[Start Dataset records]

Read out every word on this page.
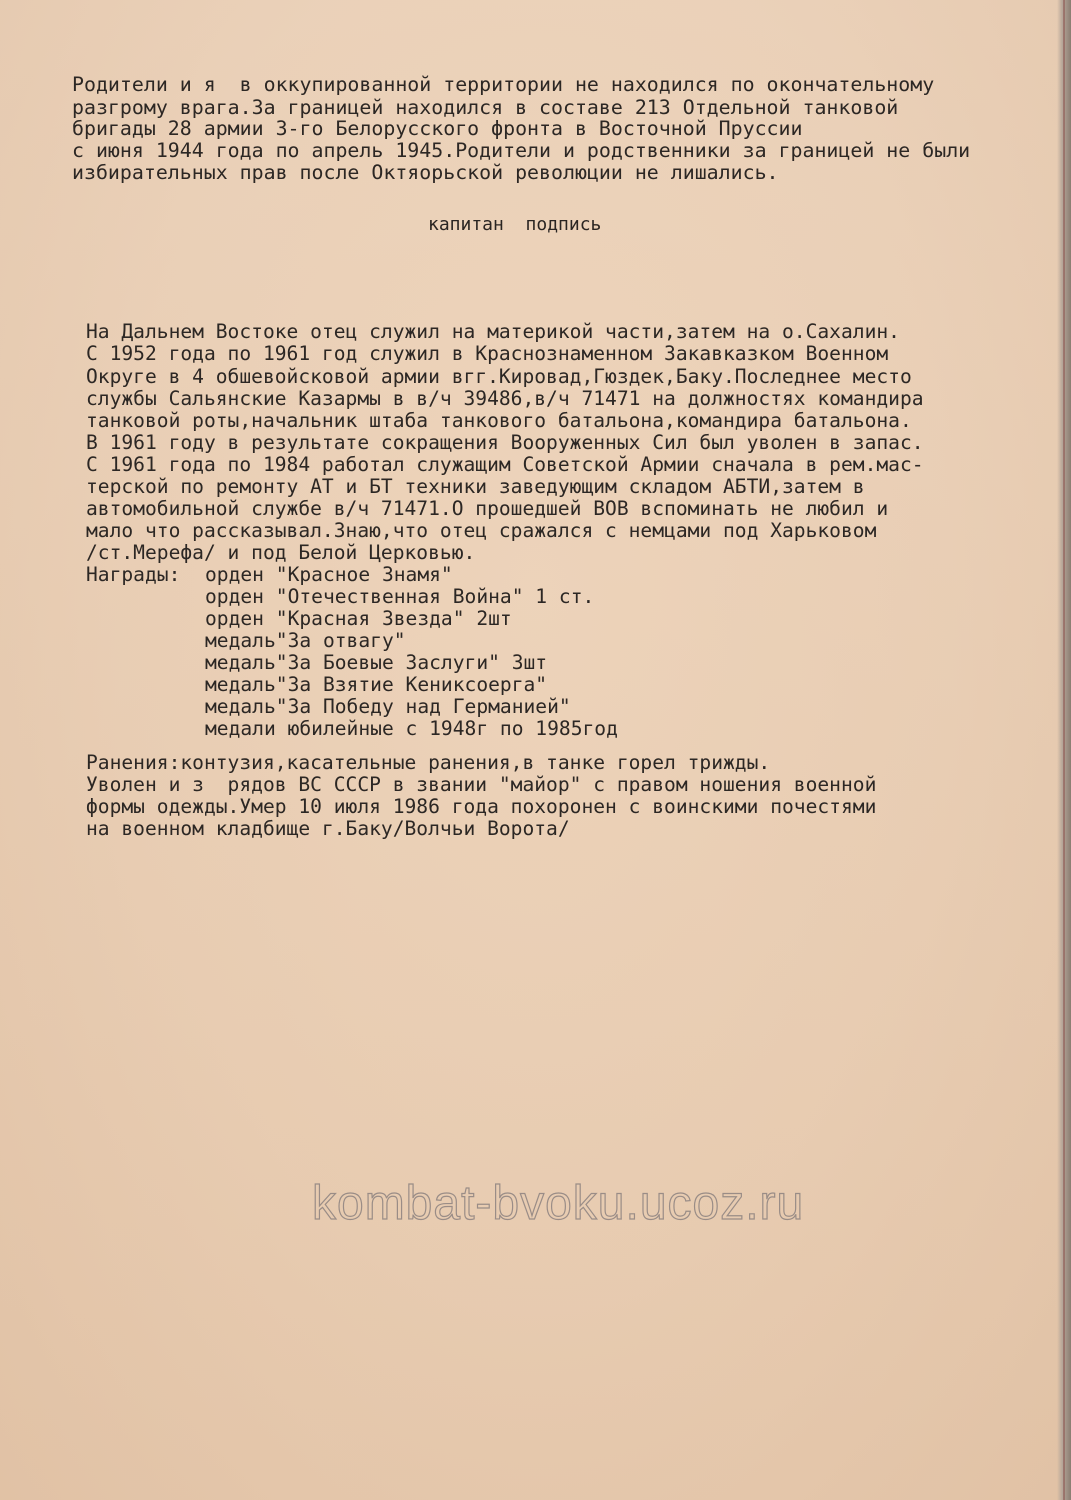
Родители и я  в оккупированной территории не находился по окончательному
разгрому врага.За границей находился в составе 213 Отдельной танковой
бригады 28 армии 3-го Белорусского фронта в Восточной Пруссии
с июня 1944 года по апрель 1945.Родители и родственники за границей не были
избирательных прав после Октяорьской революции не лишались.
капитан  подпись
На Дальнем Востоке отец служил на материкой части,затем на о.Сахалин.
С 1952 года по 1961 год служил в Краснознаменном Закавказком Военном
Округе в 4 обшевойсковой армии вгг.Кировад,Гюздек,Баку.Последнее место
службы Сальянские Казармы в в/ч 39486,в/ч 71471 на должностях командира
танковой роты,начальник штаба танкового батальона,командира батальона.
В 1961 году в результате сокращения Вооруженных Сил был уволен в запас.
С 1961 года по 1984 работал служащим Советской Армии сначала в рем.мас-
терской по ремонту АТ и БТ техники заведующим складом АБТИ,затем в
автомобильной службе в/ч 71471.О прошедшей ВОВ вспоминать не любил и
мало что рассказывал.Знаю,что отец сражался с немцами под Харьковом
/ст.Мерефа/ и под Белой Церковью.
Награды: орден "Красное Знамя"
орден "Отечественная Война" 1 ст.
орден "Красная Звезда" 2шт
медаль"За отвагу"
медаль"За Боевые Заслуги" 3шт
медаль"За Взятие Кениксоерга"
медаль"За Победу над Германией"
медали юбилейные с 1948г по 1985год
Ранения:контузия,касательные ранения,в танке горел трижды.
Уволен и з  рядов ВС СССР в звании "майор" с правом ношения военной
формы одежды.Умер 10 июля 1986 года похоронен с воинскими почестями
на военном кладбище г.Баку/Волчьи Ворота/
kombat-bvoku.ucoz.ru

[End Dataset records]

Given problem - Omit every picture, and otherwise quote the entries exactly.

Output for this exercise -
Read out every word on this page.
Родители и я  в оккупированной территории не находился по окончательному
разгрому врага.За границей находился в составе 213 Отдельной танковой
бригады 28 армии 3-го Белорусского фронта в Восточной Пруссии
с июня 1944 года по апрель 1945.Родители и родственники за границей не были
избирательных прав после Октяорьской революции не лишались.
капитан  подпись
На Дальнем Востоке отец служил на материкой части,затем на о.Сахалин.
С 1952 года по 1961 год служил в Краснознаменном Закавказком Военном
Округе в 4 обшевойсковой армии вгг.Кировад,Гюздек,Баку.Последнее место
службы Сальянские Казармы в в/ч 39486,в/ч 71471 на должностях командира
танковой роты,начальник штаба танкового батальона,командира батальона.
В 1961 году в результате сокращения Вооруженных Сил был уволен в запас.
С 1961 года по 1984 работал служащим Советской Армии сначала в рем.мас-
терской по ремонту АТ и БТ техники заведующим складом АБТИ,затем в
автомобильной службе в/ч 71471.О прошедшей ВОВ вспоминать не любил и
мало что рассказывал.Знаю,что отец сражался с немцами под Харьковом
/ст.Мерефа/ и под Белой Церковью.
Награды: орден "Красное Знамя"
орден "Отечественная Война" 1 ст.
орден "Красная Звезда" 2шт
медаль"За отвагу"
медаль"За Боевые Заслуги" 3шт
медаль"За Взятие Кениксоерга"
медаль"За Победу над Германией"
медали юбилейные с 1948г по 1985год
Ранения:контузия,касательные ранения,в танке горел трижды.
Уволен и з  рядов ВС СССР в звании "майор" с правом ношения военной
формы одежды.Умер 10 июля 1986 года похоронен с воинскими почестями
на военном кладбище г.Баку/Волчьи Ворота/
kombat-bvoku.ucoz.ru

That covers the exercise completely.